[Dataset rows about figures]
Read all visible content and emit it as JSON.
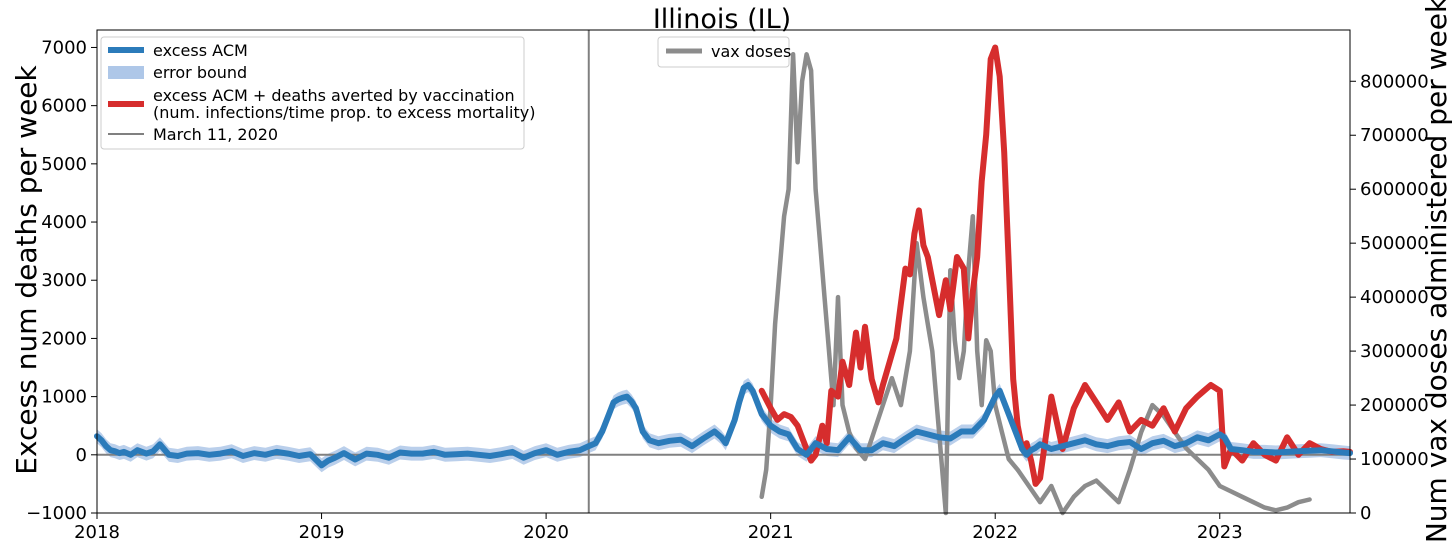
{
  "chart_data": {
    "type": "line",
    "title": "Illinois (IL)",
    "ylabel": "Excess num deaths per week",
    "y2label": "Num vax doses administered per week",
    "xlim": [
      2018.0,
      2023.58
    ],
    "ylim": [
      -1000,
      7300
    ],
    "y2lim": [
      0,
      895000
    ],
    "x_ticks": [
      "2018",
      "2019",
      "2020",
      "2021",
      "2022",
      "2023"
    ],
    "y_ticks": [
      "−1000",
      "0",
      "1000",
      "2000",
      "3000",
      "4000",
      "5000",
      "6000",
      "7000"
    ],
    "y2_ticks": [
      "0",
      "100000",
      "200000",
      "300000",
      "400000",
      "500000",
      "600000",
      "700000",
      "800000"
    ],
    "reference_line": {
      "label": "March 11, 2020",
      "x": 2020.19
    },
    "legend_left": [
      "excess ACM",
      "error bound",
      "excess ACM + deaths averted by vaccination",
      "(num. infections/time prop. to excess mortality)",
      "March 11, 2020"
    ],
    "legend_right": [
      "vax doses"
    ],
    "colors": {
      "excess_acm": "#2b7bba",
      "error_bound": "#aec7e8",
      "averted": "#d62d2d",
      "vax": "#8c8c8c",
      "reference": "#808080",
      "zero_line": "#808080"
    },
    "series": [
      {
        "name": "excess ACM",
        "axis": "left",
        "x": [
          2018.0,
          2018.02,
          2018.04,
          2018.06,
          2018.08,
          2018.1,
          2018.12,
          2018.15,
          2018.18,
          2018.22,
          2018.25,
          2018.28,
          2018.32,
          2018.36,
          2018.4,
          2018.45,
          2018.5,
          2018.55,
          2018.6,
          2018.65,
          2018.7,
          2018.75,
          2018.8,
          2018.85,
          2018.9,
          2018.95,
          2019.0,
          2019.03,
          2019.06,
          2019.1,
          2019.15,
          2019.2,
          2019.25,
          2019.3,
          2019.35,
          2019.4,
          2019.45,
          2019.5,
          2019.55,
          2019.6,
          2019.65,
          2019.7,
          2019.75,
          2019.8,
          2019.85,
          2019.9,
          2019.95,
          2020.0,
          2020.05,
          2020.1,
          2020.15,
          2020.19,
          2020.22,
          2020.25,
          2020.28,
          2020.3,
          2020.32,
          2020.34,
          2020.36,
          2020.38,
          2020.4,
          2020.43,
          2020.46,
          2020.5,
          2020.55,
          2020.6,
          2020.65,
          2020.7,
          2020.75,
          2020.78,
          2020.8,
          2020.82,
          2020.84,
          2020.86,
          2020.88,
          2020.9,
          2020.92,
          2020.94,
          2020.96,
          2021.0,
          2021.04,
          2021.08,
          2021.12,
          2021.16,
          2021.2,
          2021.25,
          2021.3,
          2021.35,
          2021.4,
          2021.45,
          2021.5,
          2021.55,
          2021.6,
          2021.65,
          2021.7,
          2021.75,
          2021.8,
          2021.85,
          2021.9,
          2021.95,
          2022.0,
          2022.02,
          2022.04,
          2022.06,
          2022.08,
          2022.1,
          2022.12,
          2022.14,
          2022.16,
          2022.18,
          2022.2,
          2022.25,
          2022.3,
          2022.35,
          2022.4,
          2022.45,
          2022.5,
          2022.55,
          2022.6,
          2022.65,
          2022.7,
          2022.75,
          2022.8,
          2022.85,
          2022.9,
          2022.95,
          2023.0,
          2023.02,
          2023.05,
          2023.1,
          2023.15,
          2023.2,
          2023.25,
          2023.3,
          2023.35,
          2023.4,
          2023.45,
          2023.5,
          2023.55,
          2023.58
        ],
        "values": [
          320,
          250,
          150,
          80,
          60,
          30,
          50,
          0,
          80,
          20,
          60,
          180,
          0,
          -20,
          20,
          30,
          0,
          20,
          60,
          -20,
          30,
          0,
          50,
          20,
          -20,
          10,
          -180,
          -100,
          -50,
          30,
          -80,
          20,
          0,
          -50,
          40,
          20,
          20,
          50,
          0,
          10,
          20,
          0,
          -20,
          10,
          50,
          -50,
          30,
          80,
          0,
          50,
          80,
          150,
          200,
          400,
          700,
          900,
          950,
          980,
          1000,
          920,
          800,
          400,
          250,
          200,
          240,
          260,
          150,
          280,
          400,
          300,
          200,
          400,
          600,
          900,
          1150,
          1200,
          1100,
          900,
          700,
          500,
          400,
          350,
          100,
          0,
          200,
          100,
          80,
          300,
          80,
          80,
          200,
          150,
          280,
          400,
          350,
          300,
          280,
          400,
          400,
          600,
          1000,
          1100,
          900,
          700,
          500,
          300,
          100,
          0,
          80,
          120,
          180,
          100,
          150,
          200,
          250,
          180,
          150,
          200,
          220,
          100,
          200,
          240,
          150,
          200,
          300,
          250,
          350,
          300,
          100,
          80,
          50,
          50,
          40,
          50,
          60,
          70,
          80,
          60,
          40,
          30
        ]
      },
      {
        "name": "excess ACM + deaths averted by vaccination",
        "axis": "left",
        "x": [
          2020.96,
          2021.0,
          2021.03,
          2021.06,
          2021.09,
          2021.12,
          2021.15,
          2021.18,
          2021.2,
          2021.23,
          2021.25,
          2021.27,
          2021.3,
          2021.32,
          2021.35,
          2021.38,
          2021.4,
          2021.42,
          2021.45,
          2021.48,
          2021.5,
          2021.53,
          2021.56,
          2021.6,
          2021.62,
          2021.64,
          2021.66,
          2021.68,
          2021.7,
          2021.72,
          2021.75,
          2021.78,
          2021.8,
          2021.83,
          2021.86,
          2021.88,
          2021.9,
          2021.92,
          2021.94,
          2021.96,
          2021.98,
          2022.0,
          2022.02,
          2022.04,
          2022.06,
          2022.08,
          2022.1,
          2022.12,
          2022.14,
          2022.16,
          2022.18,
          2022.2,
          2022.25,
          2022.3,
          2022.35,
          2022.4,
          2022.45,
          2022.5,
          2022.55,
          2022.6,
          2022.65,
          2022.7,
          2022.75,
          2022.8,
          2022.85,
          2022.9,
          2022.93,
          2022.96,
          2023.0,
          2023.02,
          2023.05,
          2023.1,
          2023.15,
          2023.2,
          2023.25,
          2023.3,
          2023.35,
          2023.4,
          2023.45,
          2023.5,
          2023.55,
          2023.58
        ],
        "values": [
          1100,
          800,
          600,
          700,
          650,
          500,
          200,
          -100,
          0,
          500,
          200,
          1100,
          1000,
          1600,
          1200,
          2100,
          1500,
          2200,
          1300,
          900,
          1200,
          1600,
          2000,
          3200,
          3100,
          3800,
          4200,
          3600,
          3400,
          3000,
          2400,
          3000,
          2500,
          3400,
          3200,
          2000,
          2800,
          3400,
          4700,
          5500,
          6800,
          7000,
          6500,
          5200,
          3300,
          1300,
          500,
          100,
          200,
          -100,
          -500,
          -400,
          1000,
          100,
          800,
          1200,
          900,
          600,
          900,
          400,
          600,
          500,
          800,
          400,
          800,
          1000,
          1100,
          1200,
          1100,
          -200,
          100,
          -100,
          200,
          0,
          -100,
          300,
          0,
          200,
          100,
          50,
          60,
          50
        ]
      },
      {
        "name": "vax doses",
        "axis": "right",
        "x": [
          2020.96,
          2020.98,
          2021.0,
          2021.02,
          2021.04,
          2021.06,
          2021.08,
          2021.1,
          2021.12,
          2021.14,
          2021.16,
          2021.18,
          2021.2,
          2021.22,
          2021.24,
          2021.26,
          2021.28,
          2021.3,
          2021.32,
          2021.35,
          2021.38,
          2021.42,
          2021.46,
          2021.5,
          2021.54,
          2021.58,
          2021.62,
          2021.65,
          2021.68,
          2021.7,
          2021.72,
          2021.74,
          2021.76,
          2021.78,
          2021.8,
          2021.82,
          2021.84,
          2021.86,
          2021.88,
          2021.9,
          2021.92,
          2021.94,
          2021.96,
          2021.98,
          2022.0,
          2022.03,
          2022.06,
          2022.1,
          2022.15,
          2022.2,
          2022.25,
          2022.3,
          2022.35,
          2022.4,
          2022.45,
          2022.5,
          2022.55,
          2022.6,
          2022.65,
          2022.7,
          2022.75,
          2022.8,
          2022.85,
          2022.9,
          2022.95,
          2023.0,
          2023.05,
          2023.1,
          2023.15,
          2023.2,
          2023.25,
          2023.3,
          2023.35,
          2023.4
        ],
        "values": [
          30000,
          80000,
          200000,
          350000,
          450000,
          550000,
          600000,
          850000,
          650000,
          800000,
          850000,
          820000,
          600000,
          500000,
          400000,
          300000,
          200000,
          400000,
          200000,
          150000,
          120000,
          100000,
          150000,
          200000,
          250000,
          200000,
          300000,
          500000,
          400000,
          350000,
          300000,
          200000,
          100000,
          0,
          450000,
          320000,
          250000,
          300000,
          450000,
          550000,
          300000,
          200000,
          320000,
          300000,
          200000,
          150000,
          100000,
          80000,
          50000,
          20000,
          50000,
          0,
          30000,
          50000,
          60000,
          40000,
          20000,
          80000,
          150000,
          200000,
          180000,
          150000,
          120000,
          100000,
          80000,
          50000,
          40000,
          30000,
          20000,
          10000,
          5000,
          10000,
          20000,
          25000
        ]
      }
    ]
  }
}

## Stated exercise
Copy out all lines above that include the string "name".

## Complete response
        "name": "excess ACM",
        "name": "excess ACM + deaths averted by vaccination",
        "name": "vax doses",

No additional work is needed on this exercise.